▶ Stated goal:
Tally up the lines carrying the string "ikke" and respond with only the resulting number.

# # # #

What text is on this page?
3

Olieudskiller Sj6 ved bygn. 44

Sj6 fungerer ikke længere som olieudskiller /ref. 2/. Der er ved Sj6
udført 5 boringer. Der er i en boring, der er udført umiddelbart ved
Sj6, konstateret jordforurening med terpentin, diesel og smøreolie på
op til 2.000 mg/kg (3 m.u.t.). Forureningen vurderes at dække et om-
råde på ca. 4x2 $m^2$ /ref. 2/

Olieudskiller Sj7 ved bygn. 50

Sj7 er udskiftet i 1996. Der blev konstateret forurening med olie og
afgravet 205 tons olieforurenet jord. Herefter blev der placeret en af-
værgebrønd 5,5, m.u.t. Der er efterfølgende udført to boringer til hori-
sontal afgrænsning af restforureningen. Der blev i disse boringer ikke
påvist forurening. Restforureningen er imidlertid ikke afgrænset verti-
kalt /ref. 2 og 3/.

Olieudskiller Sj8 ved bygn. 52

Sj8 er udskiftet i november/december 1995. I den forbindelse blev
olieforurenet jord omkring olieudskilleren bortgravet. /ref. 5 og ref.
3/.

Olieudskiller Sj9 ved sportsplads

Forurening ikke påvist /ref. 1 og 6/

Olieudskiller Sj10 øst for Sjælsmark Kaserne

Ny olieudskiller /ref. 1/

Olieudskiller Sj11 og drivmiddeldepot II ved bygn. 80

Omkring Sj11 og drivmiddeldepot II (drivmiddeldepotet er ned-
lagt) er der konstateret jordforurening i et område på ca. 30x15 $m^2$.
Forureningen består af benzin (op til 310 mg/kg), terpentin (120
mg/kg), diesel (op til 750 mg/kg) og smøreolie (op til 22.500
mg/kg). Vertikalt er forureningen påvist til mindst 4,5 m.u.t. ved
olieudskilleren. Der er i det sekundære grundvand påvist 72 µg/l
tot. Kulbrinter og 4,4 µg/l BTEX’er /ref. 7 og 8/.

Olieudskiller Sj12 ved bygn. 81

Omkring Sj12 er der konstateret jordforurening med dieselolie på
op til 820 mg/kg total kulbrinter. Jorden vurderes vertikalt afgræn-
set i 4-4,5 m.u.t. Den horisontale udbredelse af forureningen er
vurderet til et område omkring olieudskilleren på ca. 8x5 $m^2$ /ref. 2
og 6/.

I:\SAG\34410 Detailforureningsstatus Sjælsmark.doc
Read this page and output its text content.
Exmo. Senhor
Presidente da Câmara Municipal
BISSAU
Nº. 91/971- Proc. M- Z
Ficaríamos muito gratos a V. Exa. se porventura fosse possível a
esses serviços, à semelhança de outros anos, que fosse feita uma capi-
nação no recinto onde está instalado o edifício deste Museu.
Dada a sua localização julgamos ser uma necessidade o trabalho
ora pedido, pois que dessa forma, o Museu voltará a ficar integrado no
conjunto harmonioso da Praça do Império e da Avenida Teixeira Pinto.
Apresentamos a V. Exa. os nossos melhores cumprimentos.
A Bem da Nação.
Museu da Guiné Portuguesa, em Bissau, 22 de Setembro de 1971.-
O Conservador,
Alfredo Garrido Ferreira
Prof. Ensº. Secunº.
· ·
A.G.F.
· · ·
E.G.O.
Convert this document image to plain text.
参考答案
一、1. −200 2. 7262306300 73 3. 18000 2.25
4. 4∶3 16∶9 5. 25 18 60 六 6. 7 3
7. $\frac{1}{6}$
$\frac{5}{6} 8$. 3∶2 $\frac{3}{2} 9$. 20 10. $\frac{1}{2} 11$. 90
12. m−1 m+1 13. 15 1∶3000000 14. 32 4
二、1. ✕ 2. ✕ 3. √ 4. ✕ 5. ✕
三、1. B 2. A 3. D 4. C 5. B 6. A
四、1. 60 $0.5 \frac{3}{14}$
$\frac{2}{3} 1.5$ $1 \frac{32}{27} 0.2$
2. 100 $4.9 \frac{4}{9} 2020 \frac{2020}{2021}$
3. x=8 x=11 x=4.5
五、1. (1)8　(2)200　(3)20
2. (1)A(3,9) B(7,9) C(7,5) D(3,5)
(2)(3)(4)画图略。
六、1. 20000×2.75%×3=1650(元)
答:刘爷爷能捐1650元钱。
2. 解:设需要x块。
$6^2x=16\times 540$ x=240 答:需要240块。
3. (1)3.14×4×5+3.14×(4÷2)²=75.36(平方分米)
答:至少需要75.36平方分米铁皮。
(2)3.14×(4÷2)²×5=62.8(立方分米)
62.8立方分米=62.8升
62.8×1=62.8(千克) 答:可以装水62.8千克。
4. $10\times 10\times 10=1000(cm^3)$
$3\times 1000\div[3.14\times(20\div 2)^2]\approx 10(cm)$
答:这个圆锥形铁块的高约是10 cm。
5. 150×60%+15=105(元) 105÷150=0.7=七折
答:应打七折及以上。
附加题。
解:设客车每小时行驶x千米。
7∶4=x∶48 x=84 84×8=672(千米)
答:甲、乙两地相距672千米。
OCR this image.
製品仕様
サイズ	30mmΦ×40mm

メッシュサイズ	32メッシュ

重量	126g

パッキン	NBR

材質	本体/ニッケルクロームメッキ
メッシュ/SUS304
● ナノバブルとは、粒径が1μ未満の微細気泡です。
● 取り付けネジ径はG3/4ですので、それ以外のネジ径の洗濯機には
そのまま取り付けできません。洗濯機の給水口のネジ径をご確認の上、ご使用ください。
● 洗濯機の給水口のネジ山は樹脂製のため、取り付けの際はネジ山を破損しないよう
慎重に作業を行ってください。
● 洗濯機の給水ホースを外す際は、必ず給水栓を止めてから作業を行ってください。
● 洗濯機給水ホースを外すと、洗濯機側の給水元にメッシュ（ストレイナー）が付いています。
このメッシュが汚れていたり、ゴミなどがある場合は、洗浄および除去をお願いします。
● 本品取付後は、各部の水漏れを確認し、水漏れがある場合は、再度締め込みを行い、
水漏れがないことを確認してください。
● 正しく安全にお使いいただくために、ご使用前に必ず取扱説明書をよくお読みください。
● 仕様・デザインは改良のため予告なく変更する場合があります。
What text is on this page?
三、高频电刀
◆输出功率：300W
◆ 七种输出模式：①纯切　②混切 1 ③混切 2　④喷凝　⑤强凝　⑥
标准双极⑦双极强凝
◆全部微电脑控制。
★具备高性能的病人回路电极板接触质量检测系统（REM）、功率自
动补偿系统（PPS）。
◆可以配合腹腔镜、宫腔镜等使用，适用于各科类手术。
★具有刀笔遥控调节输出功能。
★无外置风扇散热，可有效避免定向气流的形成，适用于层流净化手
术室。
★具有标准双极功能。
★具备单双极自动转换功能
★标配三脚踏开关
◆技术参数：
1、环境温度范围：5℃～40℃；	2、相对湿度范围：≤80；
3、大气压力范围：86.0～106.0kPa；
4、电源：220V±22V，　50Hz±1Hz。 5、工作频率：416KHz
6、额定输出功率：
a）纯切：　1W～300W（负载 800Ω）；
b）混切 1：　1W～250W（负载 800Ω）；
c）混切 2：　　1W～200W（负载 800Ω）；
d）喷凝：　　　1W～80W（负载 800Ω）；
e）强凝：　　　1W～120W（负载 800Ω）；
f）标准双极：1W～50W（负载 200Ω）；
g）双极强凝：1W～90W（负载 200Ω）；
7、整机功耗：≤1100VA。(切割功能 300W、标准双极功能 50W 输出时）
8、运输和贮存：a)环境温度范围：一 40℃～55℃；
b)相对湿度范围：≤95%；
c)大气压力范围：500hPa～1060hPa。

# # # #

▶ Answer for the task:
4